WHAT YOU SHOULD DO: Sort through the data and copy the lines holding the word "label".

─── DATASET ENTRIES

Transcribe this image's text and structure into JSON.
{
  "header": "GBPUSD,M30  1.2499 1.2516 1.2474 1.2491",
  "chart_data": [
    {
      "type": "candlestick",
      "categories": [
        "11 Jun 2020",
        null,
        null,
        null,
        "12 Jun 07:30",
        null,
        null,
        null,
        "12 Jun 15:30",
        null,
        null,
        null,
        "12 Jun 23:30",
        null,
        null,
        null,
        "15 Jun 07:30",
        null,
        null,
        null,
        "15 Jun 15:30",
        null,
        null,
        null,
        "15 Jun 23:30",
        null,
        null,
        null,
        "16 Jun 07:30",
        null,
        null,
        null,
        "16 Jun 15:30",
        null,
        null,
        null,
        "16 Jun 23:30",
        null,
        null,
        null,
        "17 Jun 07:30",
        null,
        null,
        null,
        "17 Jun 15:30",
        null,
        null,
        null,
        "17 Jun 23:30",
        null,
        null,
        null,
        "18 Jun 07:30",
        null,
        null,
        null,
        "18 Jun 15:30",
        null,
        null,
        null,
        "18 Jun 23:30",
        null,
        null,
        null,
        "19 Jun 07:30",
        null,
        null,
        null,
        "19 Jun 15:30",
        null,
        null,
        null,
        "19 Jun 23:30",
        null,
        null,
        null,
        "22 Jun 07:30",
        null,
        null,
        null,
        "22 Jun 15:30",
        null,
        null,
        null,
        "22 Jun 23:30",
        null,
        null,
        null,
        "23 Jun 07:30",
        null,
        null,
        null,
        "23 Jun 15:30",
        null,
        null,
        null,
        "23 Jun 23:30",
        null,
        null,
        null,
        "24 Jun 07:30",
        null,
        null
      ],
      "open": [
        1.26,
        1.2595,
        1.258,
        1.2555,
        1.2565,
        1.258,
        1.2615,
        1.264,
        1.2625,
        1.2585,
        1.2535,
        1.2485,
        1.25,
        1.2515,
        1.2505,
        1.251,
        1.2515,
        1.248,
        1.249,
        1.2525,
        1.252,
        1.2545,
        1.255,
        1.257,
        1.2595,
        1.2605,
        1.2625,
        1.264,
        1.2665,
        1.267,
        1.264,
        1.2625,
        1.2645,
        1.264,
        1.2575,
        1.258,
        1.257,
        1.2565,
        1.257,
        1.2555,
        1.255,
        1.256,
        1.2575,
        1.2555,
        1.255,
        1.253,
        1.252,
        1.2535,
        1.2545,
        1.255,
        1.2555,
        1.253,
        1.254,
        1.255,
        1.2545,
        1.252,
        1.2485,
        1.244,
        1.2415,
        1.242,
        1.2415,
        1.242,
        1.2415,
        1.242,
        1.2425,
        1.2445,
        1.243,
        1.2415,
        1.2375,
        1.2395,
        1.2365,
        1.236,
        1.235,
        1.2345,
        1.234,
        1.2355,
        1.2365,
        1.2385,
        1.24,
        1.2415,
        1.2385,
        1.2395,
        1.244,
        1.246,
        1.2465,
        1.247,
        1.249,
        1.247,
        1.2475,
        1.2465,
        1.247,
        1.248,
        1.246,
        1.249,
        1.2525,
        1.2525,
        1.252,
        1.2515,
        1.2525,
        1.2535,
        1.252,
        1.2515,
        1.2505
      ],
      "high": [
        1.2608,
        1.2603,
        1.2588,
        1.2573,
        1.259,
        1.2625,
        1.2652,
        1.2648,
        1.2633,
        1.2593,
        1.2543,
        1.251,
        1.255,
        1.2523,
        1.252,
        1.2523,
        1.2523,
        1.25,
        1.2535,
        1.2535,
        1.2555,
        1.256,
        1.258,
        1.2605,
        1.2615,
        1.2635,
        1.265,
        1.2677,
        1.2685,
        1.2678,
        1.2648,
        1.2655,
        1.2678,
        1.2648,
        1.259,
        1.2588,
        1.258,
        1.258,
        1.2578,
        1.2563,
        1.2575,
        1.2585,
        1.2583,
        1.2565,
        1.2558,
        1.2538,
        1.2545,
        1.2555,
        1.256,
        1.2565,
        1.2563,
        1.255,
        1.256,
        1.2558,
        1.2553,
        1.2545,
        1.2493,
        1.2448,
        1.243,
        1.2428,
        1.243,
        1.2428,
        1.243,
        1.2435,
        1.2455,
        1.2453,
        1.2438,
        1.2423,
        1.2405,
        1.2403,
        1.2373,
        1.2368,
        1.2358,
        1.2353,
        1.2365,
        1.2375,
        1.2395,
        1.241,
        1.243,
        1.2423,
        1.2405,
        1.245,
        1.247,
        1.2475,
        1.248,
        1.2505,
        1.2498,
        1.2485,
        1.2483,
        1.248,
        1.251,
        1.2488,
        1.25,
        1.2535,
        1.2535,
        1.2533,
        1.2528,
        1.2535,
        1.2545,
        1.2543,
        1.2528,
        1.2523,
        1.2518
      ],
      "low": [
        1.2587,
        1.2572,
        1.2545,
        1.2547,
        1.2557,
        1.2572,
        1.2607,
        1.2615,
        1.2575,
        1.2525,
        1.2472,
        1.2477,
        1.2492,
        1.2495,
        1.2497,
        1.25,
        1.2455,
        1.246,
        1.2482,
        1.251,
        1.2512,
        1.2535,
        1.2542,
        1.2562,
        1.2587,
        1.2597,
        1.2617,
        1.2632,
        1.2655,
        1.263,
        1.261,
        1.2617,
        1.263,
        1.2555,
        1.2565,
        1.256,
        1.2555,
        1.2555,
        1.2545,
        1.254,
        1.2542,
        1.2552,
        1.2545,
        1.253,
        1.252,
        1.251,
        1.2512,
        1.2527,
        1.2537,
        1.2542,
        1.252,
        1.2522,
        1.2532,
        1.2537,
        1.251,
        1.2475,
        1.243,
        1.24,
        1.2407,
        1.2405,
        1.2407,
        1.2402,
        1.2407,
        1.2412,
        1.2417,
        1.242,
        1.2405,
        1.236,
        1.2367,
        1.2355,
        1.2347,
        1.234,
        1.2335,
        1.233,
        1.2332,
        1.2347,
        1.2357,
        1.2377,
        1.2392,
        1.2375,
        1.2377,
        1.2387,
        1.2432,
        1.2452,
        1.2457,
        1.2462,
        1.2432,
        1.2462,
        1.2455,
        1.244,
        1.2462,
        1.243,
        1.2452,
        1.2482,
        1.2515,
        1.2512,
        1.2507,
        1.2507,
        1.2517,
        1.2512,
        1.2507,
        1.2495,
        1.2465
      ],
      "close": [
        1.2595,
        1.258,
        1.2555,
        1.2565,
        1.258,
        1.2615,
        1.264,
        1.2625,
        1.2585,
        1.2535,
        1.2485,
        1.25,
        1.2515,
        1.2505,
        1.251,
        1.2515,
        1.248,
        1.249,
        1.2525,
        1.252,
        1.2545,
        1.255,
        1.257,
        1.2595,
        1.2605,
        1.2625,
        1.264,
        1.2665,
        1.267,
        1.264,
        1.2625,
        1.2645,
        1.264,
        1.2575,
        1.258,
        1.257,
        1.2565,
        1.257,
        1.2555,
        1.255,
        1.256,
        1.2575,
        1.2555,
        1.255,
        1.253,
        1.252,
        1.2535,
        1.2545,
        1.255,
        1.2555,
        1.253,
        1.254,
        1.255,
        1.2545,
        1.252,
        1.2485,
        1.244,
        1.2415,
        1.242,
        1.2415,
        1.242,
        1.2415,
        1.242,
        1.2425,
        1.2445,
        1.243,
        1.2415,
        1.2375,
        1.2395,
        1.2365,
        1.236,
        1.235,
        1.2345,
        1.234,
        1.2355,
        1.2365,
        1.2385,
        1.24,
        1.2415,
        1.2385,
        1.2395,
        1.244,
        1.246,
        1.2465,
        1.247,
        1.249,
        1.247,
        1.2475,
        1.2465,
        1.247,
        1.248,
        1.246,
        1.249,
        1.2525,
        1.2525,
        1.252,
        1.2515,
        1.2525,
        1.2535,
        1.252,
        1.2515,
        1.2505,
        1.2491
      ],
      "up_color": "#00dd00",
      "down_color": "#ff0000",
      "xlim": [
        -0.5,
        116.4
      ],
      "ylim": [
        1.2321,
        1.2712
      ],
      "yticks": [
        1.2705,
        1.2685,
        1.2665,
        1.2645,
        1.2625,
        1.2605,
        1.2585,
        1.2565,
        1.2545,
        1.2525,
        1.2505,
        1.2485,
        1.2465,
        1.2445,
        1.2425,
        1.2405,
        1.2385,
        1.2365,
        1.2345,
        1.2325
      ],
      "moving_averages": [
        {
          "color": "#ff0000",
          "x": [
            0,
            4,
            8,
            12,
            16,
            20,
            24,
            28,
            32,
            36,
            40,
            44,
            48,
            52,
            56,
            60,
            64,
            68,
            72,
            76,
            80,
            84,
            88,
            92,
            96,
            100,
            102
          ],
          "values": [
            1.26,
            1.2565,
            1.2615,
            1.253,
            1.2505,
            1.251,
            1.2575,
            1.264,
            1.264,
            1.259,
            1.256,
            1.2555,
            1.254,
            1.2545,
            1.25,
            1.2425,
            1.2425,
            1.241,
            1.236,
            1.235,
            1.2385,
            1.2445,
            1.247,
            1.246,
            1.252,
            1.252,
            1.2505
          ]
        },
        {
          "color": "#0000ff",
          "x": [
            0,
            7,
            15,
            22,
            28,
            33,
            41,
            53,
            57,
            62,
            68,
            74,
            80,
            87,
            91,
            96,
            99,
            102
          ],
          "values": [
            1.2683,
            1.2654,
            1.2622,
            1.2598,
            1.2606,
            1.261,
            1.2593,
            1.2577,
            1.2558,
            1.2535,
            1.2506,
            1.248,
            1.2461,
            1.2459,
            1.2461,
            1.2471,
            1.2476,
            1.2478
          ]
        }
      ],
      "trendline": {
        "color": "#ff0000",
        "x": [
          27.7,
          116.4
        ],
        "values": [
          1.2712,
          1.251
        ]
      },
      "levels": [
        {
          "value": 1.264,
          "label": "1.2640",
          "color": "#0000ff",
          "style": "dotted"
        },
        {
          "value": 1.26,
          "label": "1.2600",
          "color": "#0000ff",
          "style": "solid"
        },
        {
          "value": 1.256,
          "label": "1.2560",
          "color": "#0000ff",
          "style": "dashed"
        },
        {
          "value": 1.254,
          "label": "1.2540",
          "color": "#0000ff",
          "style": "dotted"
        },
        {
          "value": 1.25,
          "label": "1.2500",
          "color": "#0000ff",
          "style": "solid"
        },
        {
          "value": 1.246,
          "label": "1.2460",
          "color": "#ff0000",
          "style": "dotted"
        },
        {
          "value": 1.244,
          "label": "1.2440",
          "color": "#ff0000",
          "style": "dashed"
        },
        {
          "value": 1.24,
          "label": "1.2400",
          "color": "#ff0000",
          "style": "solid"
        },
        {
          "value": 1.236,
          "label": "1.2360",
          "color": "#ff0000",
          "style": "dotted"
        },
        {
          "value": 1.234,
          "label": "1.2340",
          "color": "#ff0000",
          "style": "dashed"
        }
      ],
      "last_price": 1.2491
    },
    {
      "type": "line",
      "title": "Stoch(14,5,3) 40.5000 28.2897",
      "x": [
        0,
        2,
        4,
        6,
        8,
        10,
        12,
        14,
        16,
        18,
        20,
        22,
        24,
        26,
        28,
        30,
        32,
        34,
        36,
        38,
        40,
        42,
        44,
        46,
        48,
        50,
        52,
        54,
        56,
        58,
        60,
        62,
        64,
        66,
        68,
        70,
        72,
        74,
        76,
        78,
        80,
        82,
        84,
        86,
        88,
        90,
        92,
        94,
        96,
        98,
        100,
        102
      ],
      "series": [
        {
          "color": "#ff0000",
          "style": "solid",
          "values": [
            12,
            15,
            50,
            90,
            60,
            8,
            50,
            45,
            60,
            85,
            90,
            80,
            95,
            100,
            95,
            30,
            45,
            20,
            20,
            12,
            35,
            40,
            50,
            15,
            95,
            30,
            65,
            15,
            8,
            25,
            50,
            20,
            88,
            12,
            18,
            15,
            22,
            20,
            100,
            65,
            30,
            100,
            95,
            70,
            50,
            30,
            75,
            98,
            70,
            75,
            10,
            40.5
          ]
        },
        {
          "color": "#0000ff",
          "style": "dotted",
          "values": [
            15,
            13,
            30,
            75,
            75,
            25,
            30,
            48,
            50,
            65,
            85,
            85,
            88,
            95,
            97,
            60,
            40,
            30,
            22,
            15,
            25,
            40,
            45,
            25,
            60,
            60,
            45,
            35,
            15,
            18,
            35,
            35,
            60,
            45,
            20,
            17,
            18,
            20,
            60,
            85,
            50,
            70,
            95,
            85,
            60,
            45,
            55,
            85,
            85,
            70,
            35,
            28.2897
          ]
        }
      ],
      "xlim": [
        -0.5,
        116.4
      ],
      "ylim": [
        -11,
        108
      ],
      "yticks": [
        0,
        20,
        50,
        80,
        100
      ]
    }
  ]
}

──────

ANSWER TO THIS PROBLEM:
          "label": "1.2640",
          "label": "1.2600",
          "label": "1.2560",
          "label": "1.2540",
          "label": "1.2500",
          "label": "1.2460",
          "label": "1.2440",
          "label": "1.2400",
          "label": "1.2360",
          "label": "1.2340",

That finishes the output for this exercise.